== Material for the task

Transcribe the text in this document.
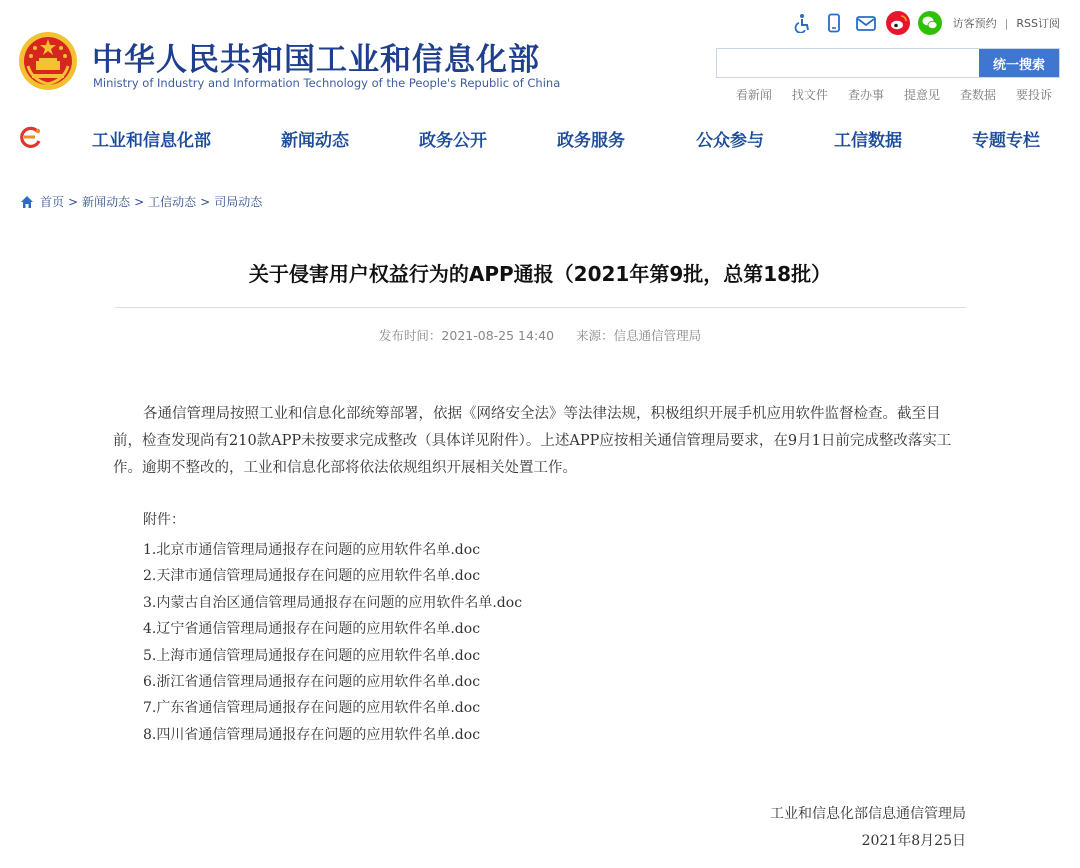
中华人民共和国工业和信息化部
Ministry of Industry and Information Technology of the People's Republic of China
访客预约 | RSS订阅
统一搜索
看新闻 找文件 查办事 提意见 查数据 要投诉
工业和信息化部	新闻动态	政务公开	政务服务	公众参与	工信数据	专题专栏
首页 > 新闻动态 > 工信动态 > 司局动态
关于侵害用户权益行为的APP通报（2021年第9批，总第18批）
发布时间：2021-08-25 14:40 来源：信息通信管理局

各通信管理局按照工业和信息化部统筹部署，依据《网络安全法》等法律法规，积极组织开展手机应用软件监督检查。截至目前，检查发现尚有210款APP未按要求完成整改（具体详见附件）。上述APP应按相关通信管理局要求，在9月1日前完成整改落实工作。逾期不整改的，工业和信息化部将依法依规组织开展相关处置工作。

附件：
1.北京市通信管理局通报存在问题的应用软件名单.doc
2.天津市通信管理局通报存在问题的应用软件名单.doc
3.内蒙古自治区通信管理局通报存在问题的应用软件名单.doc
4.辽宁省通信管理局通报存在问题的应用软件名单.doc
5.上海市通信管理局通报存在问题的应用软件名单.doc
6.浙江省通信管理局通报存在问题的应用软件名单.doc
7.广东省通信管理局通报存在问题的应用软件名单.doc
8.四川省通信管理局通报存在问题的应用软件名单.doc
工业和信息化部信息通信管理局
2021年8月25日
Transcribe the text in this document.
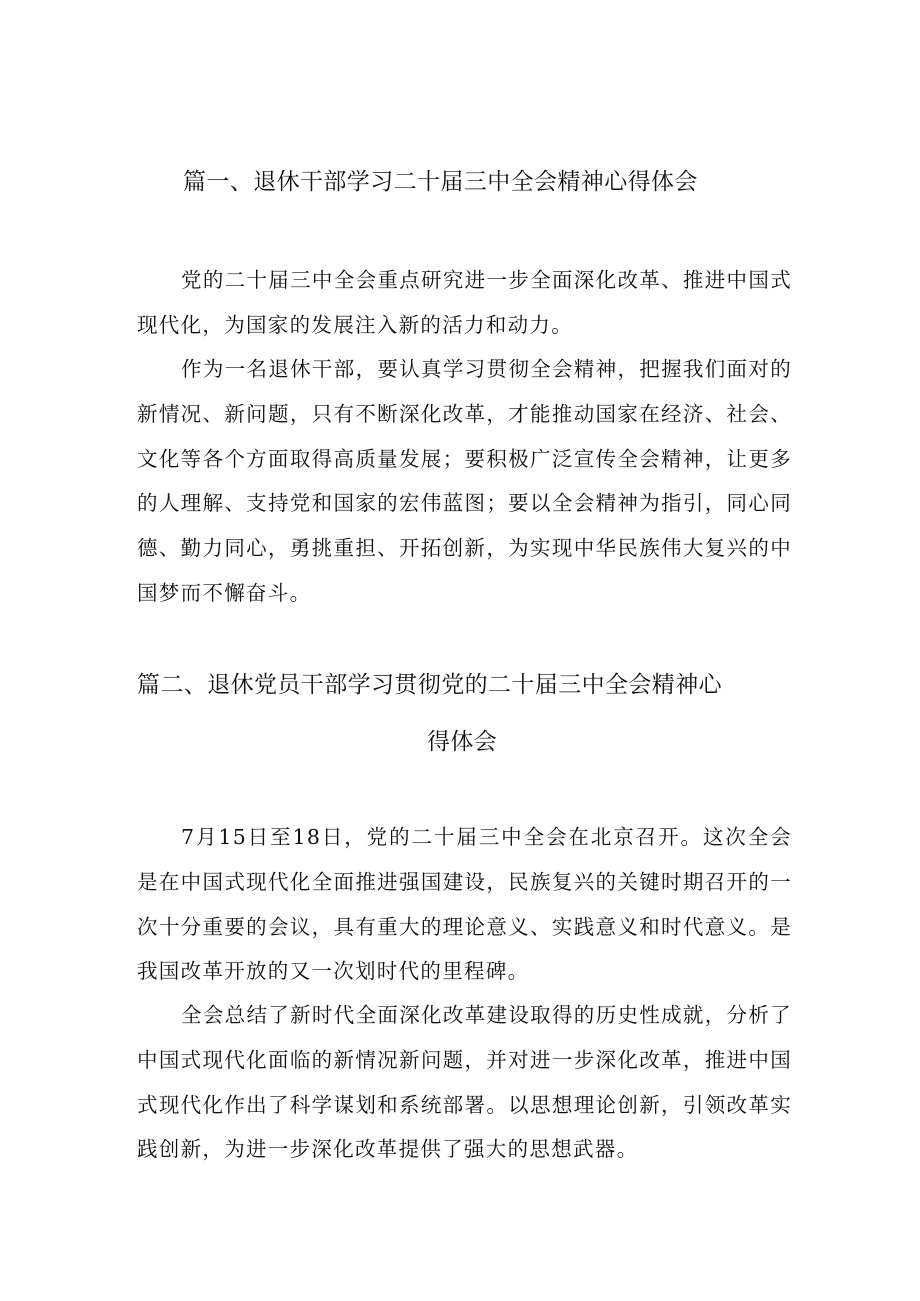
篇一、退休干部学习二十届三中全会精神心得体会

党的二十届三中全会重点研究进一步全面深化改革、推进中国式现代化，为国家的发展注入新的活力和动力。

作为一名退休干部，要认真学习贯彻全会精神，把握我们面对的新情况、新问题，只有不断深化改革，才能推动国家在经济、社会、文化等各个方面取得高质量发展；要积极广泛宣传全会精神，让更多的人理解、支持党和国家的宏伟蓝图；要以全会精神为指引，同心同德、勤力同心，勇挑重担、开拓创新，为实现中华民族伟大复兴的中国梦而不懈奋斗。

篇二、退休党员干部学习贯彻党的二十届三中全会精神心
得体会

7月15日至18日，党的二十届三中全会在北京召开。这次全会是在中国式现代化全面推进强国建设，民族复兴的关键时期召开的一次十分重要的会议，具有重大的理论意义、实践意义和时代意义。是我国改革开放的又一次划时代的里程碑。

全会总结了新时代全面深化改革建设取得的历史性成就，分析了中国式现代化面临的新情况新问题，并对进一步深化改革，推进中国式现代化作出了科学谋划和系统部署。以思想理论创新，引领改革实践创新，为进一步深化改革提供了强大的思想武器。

====

**Task directions**
Please repeat the entries exactly. Do not include the pictures.

**Answer for this exercise**
Transcribe the text in this document.
中华人民共和国工业和信息化部
Ministry of Industry and Information Technology of the People's Republic of China
访客预约 | RSS订阅
统一搜索
看新闻 找文件 查办事 提意见 查数据 要投诉
工业和信息化部	新闻动态	政务公开	政务服务	公众参与	工信数据	专题专栏
首页 > 新闻动态 > 工信动态 > 司局动态
关于侵害用户权益行为的APP通报（2021年第9批，总第18批）
发布时间：2021-08-25 14:40 来源：信息通信管理局

各通信管理局按照工业和信息化部统筹部署，依据《网络安全法》等法律法规，积极组织开展手机应用软件监督检查。截至目前，检查发现尚有210款APP未按要求完成整改（具体详见附件）。上述APP应按相关通信管理局要求，在9月1日前完成整改落实工作。逾期不整改的，工业和信息化部将依法依规组织开展相关处置工作。

附件：
1.北京市通信管理局通报存在问题的应用软件名单.doc
2.天津市通信管理局通报存在问题的应用软件名单.doc
3.内蒙古自治区通信管理局通报存在问题的应用软件名单.doc
4.辽宁省通信管理局通报存在问题的应用软件名单.doc
5.上海市通信管理局通报存在问题的应用软件名单.doc
6.浙江省通信管理局通报存在问题的应用软件名单.doc
7.广东省通信管理局通报存在问题的应用软件名单.doc
8.四川省通信管理局通报存在问题的应用软件名单.doc
工业和信息化部信息通信管理局
2021年8月25日
Transcribe the text in this document.
篇一、退休干部学习二十届三中全会精神心得体会

党的二十届三中全会重点研究进一步全面深化改革、推进中国式现代化，为国家的发展注入新的活力和动力。

作为一名退休干部，要认真学习贯彻全会精神，把握我们面对的新情况、新问题，只有不断深化改革，才能推动国家在经济、社会、文化等各个方面取得高质量发展；要积极广泛宣传全会精神，让更多的人理解、支持党和国家的宏伟蓝图；要以全会精神为指引，同心同德、勤力同心，勇挑重担、开拓创新，为实现中华民族伟大复兴的中国梦而不懈奋斗。

篇二、退休党员干部学习贯彻党的二十届三中全会精神心
得体会

7月15日至18日，党的二十届三中全会在北京召开。这次全会是在中国式现代化全面推进强国建设，民族复兴的关键时期召开的一次十分重要的会议，具有重大的理论意义、实践意义和时代意义。是我国改革开放的又一次划时代的里程碑。

全会总结了新时代全面深化改革建设取得的历史性成就，分析了中国式现代化面临的新情况新问题，并对进一步深化改革，推进中国式现代化作出了科学谋划和系统部署。以思想理论创新，引领改革实践创新，为进一步深化改革提供了强大的思想武器。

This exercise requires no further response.